▶ [Material]:
□ □ □ □ □
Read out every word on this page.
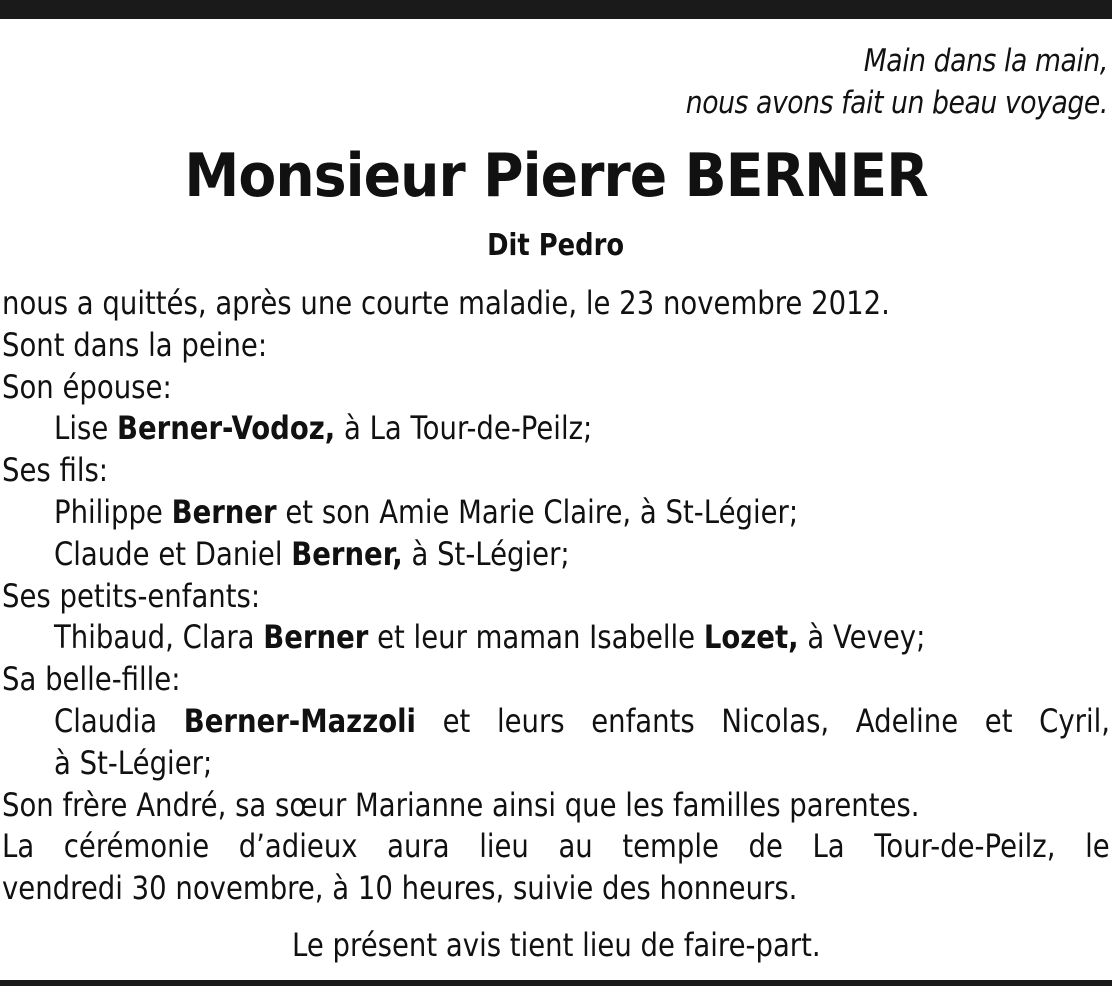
Main dans la main,
nous avons fait un beau voyage.
Monsieur Pierre BERNER
Dit Pedro
nous a quittés, après une courte maladie, le 23 novembre 2012.
Sont dans la peine:
Son épouse:
Lise Berner-Vodoz, à La Tour-de-Peilz;
Ses fils:
Philippe Berner et son Amie Marie Claire, à St-Légier;
Claude et Daniel Berner, à St-Légier;
Ses petits-enfants:
Thibaud, Clara Berner et leur maman Isabelle Lozet, à Vevey;
Sa belle-fille:
Claudia Berner-Mazzoli et leurs enfants Nicolas, Adeline et Cyril,
à St-Légier;
Son frère André, sa sœur Marianne ainsi que les familles parentes.
La cérémonie d’adieux aura lieu au temple de La Tour-de-Peilz, le
vendredi 30 novembre, à 10 heures, suivie des honneurs.
Le présent avis tient lieu de faire-part.
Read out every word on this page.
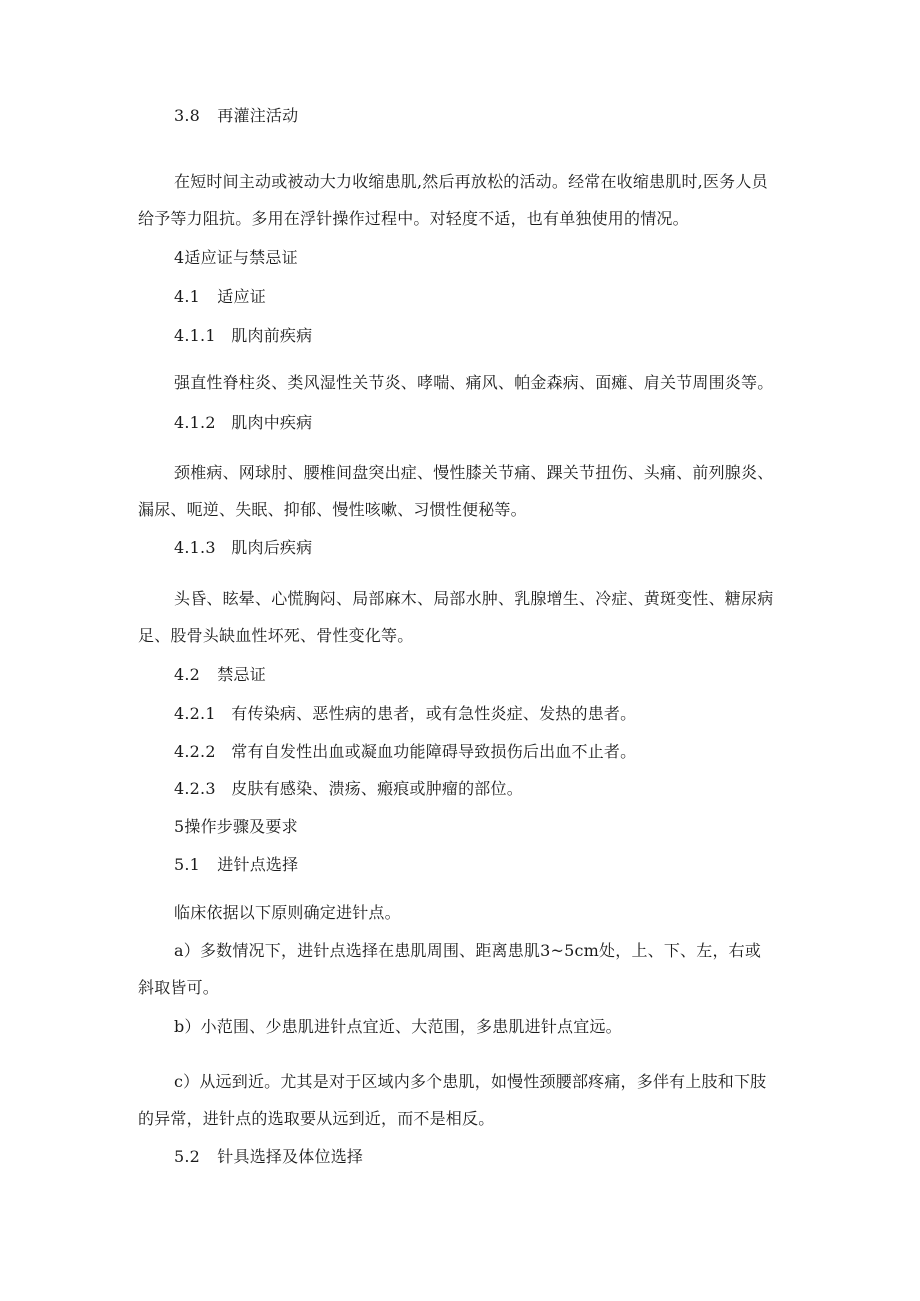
3.8 再灌注活动
在短时间主动或被动大力收缩患肌,然后再放松的活动。经常在收缩患肌时,医务人员给予等力阻抗。多用在浮针操作过程中。对轻度不适，也有单独使用的情况。
4适应证与禁忌证
4.1 适应证
4.1.1 肌肉前疾病
强直性脊柱炎、类风湿性关节炎、哮喘、痛风、帕金森病、面瘫、肩关节周围炎等。
4.1.2 肌肉中疾病
颈椎病、网球肘、腰椎间盘突出症、慢性膝关节痛、踝关节扭伤、头痛、前列腺炎、漏尿、呃逆、失眠、抑郁、慢性咳嗽、习惯性便秘等。
4.1.3 肌肉后疾病
头昏、眩晕、心慌胸闷、局部麻木、局部水肿、乳腺增生、冷症、黄斑变性、糖尿病足、股骨头缺血性坏死、骨性变化等。
4.2 禁忌证
4.2.1 有传染病、恶性病的患者，或有急性炎症、发热的患者。
4.2.2 常有自发性出血或凝血功能障碍导致损伤后出血不止者。
4.2.3 皮肤有感染、溃疡、瘢痕或肿瘤的部位。
5操作步骤及要求
5.1 进针点选择
临床依据以下原则确定进针点。
a）多数情况下，进针点选择在患肌周围、距离患肌3~5cm处，上、下、左，右或斜取皆可。
b）小范围、少患肌进针点宜近、大范围，多患肌进针点宜远。
c）从远到近。尤其是对于区域内多个患肌，如慢性颈腰部疼痛，多伴有上肢和下肢的异常，进针点的选取要从远到近，而不是相反。
5.2 针具选择及体位选择
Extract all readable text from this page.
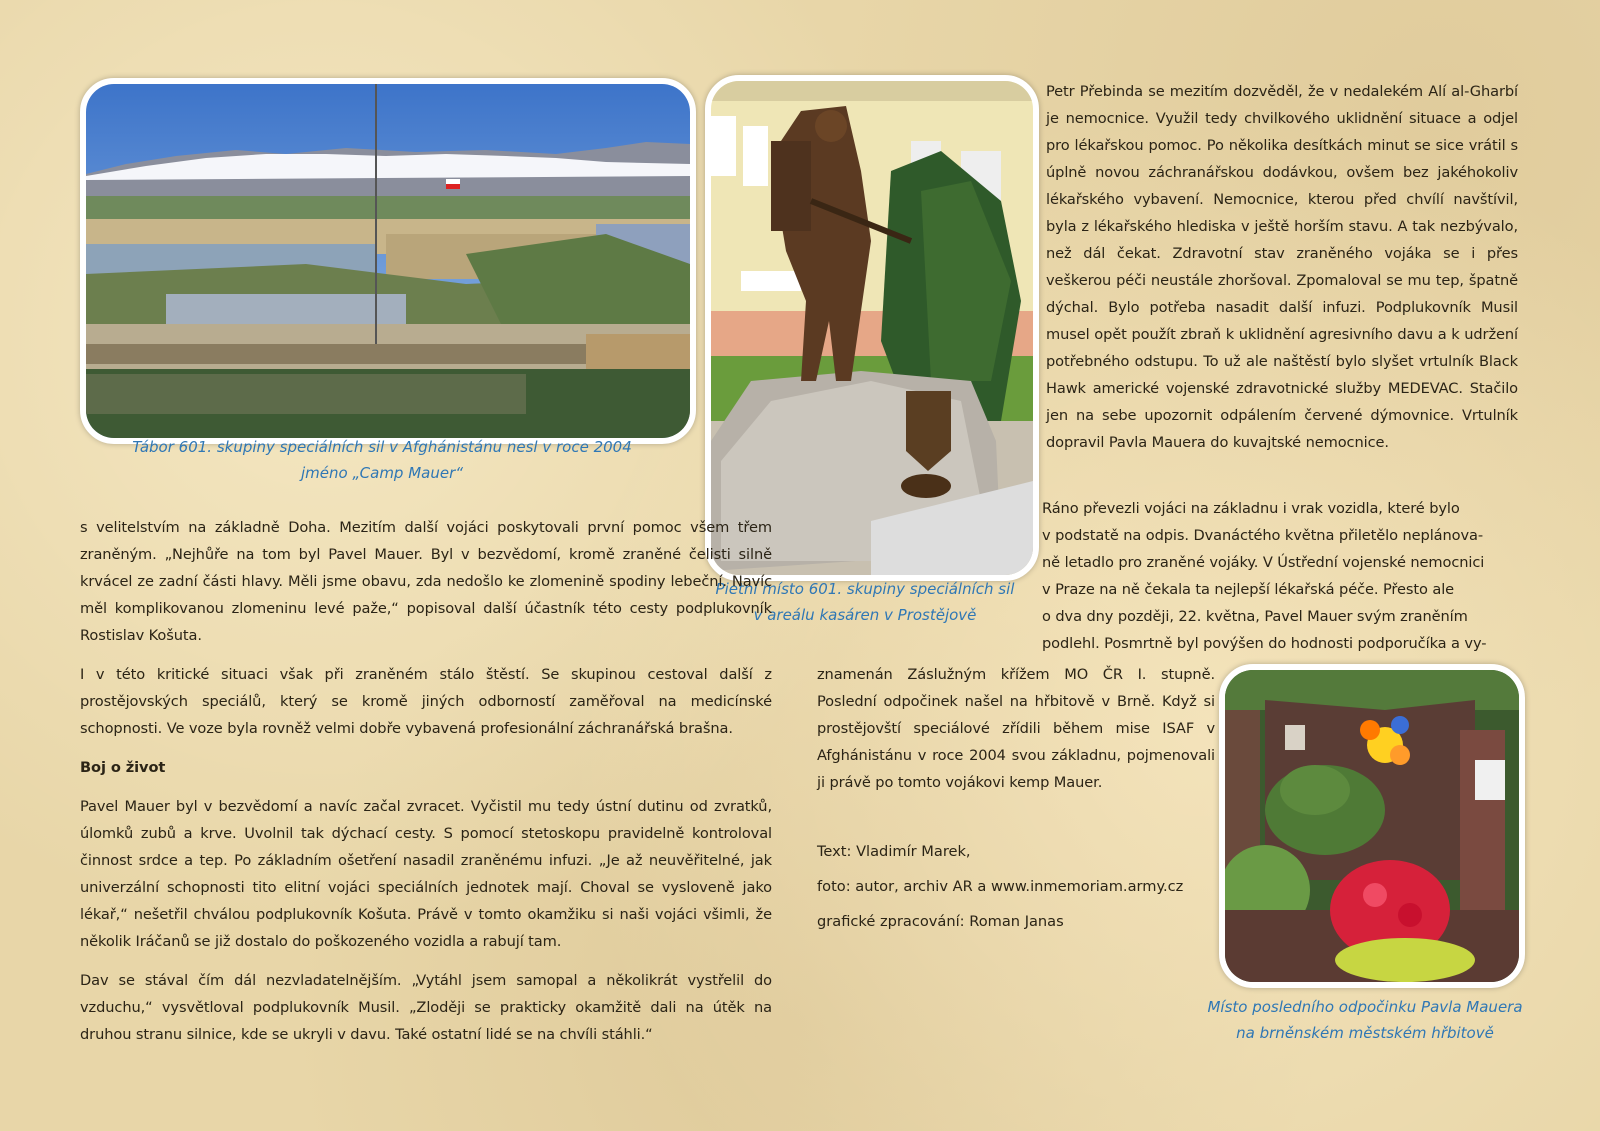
Tábor 601. skupiny speciálních sil v Afghánistánu nesl v roce 2004
jméno „Camp Mauer“
Pietní místo 601. skupiny speciálních sil
v areálu kasáren v Prostějově
Místo posledního odpočinku Pavla Mauera
na brněnském městském hřbitově

s velitelstvím na základně Doha. Mezitím další vojáci poskytovali první pomoc všem třem zraněným. „Nejhůře na tom byl Pavel Mauer. Byl v bezvědomí, kromě zraněné čelisti silně krvácel ze zadní části hlavy. Měli jsme obavu, zda nedošlo ke zlomenině spodiny lebeční. Navíc měl komplikovanou zlomeninu levé paže,“ popisoval další účastník této cesty podplukovník Rostislav Košuta.

I v této kritické situaci však při zraněném stálo štěstí. Se skupinou cestoval další z prostějovských speciálů, který se kromě jiných odborností zaměřoval na medicínské schopnosti. Ve voze byla rovněž velmi dobře vybavená profesionální záchranářská brašna.

Boj o život

Pavel Mauer byl v bezvědomí a navíc začal zvracet. Vyčistil mu tedy ústní dutinu od zvratků, úlomků zubů a krve. Uvolnil tak dýchací cesty. S pomocí stetoskopu pravidelně kontroloval činnost srdce a tep. Po základním ošetření nasadil zraněnému infuzi. „Je až neuvěřitelné, jak univerzální schopnosti tito elitní vojáci speciálních jednotek mají. Choval se vysloveně jako lékař,“ nešetřil chválou podplukovník Košuta. Právě v tomto okamžiku si naši vojáci všimli, že několik Iráčanů se již dostalo do poškozeného vozidla a rabují tam.

Dav se stával čím dál nezvladatelnějším. „Vytáhl jsem samopal a několikrát vystřelil do vzduchu,“ vysvětloval podplukovník Musil. „Zloději se prakticky okamžitě dali na útěk na druhou stranu silnice, kde se ukryli v davu. Také ostatní lidé se na chvíli stáhli.“

Petr Přebinda se mezitím dozvěděl, že v nedalekém Alí al-Gharbí je nemocnice. Využil tedy chvilkového uklidnění situace a odjel pro lékařskou pomoc. Po několika desítkách minut se sice vrátil s úplně novou záchranářskou dodávkou, ovšem bez jakéhokoliv lékařského vybavení. Nemocnice, kterou před chvílí navštívil, byla z lékařského hlediska v ještě horším stavu. A tak nezbývalo, než dál čekat. Zdravotní stav zraněného vojáka se i přes veškerou péči neustále zhoršoval. Zpomaloval se mu tep, špatně dýchal. Bylo potřeba nasadit další infuzi. Podplukovník Musil musel opět použít zbraň k uklidnění agresivního davu a k udržení potřebného odstupu. To už ale naštěstí bylo slyšet vrtulník Black Hawk americké vojenské zdravotnické služby MEDEVAC. Stačilo jen na sebe upozornit odpálením červené dýmovnice. Vrtulník dopravil Pavla Mauera do kuvajtské nemocnice.

Ráno převezli vojáci na základnu i vrak vozidla, které bylo
v podstatě na odpis. Dvanáctého května přiletělo neplánova-
ně letadlo pro zraněné vojáky. V Ústřední vojenské nemocnici
v Praze na ně čekala ta nejlepší lékařská péče. Přesto ale
o dva dny později, 22. května, Pavel Mauer svým zraněním
podlehl. Posmrtně byl povýšen do hodnosti podporučíka a vy-

znamenán Záslužným křížem MO ČR I. stupně. Poslední odpočinek našel na hřbitově v Brně. Když si prostějovští speciálové zřídili během mise ISAF v Afghánistánu v roce 2004 svou základnu, pojmenovali ji právě po tomto vojákovi kemp Mauer.

Text: Vladimír Marek,
foto: autor, archiv AR a www.inmemoriam.army.cz
grafické zpracování: Roman Janas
□ □ □ □ □
▶ [Given instruction]: Select every line in the material above where the string "Tour" occurs, and copy it.

▶ [Result]:
Lise Berner-Vodoz, à La Tour-de-Peilz;
La cérémonie d’adieux aura lieu au temple de La Tour-de-Peilz, le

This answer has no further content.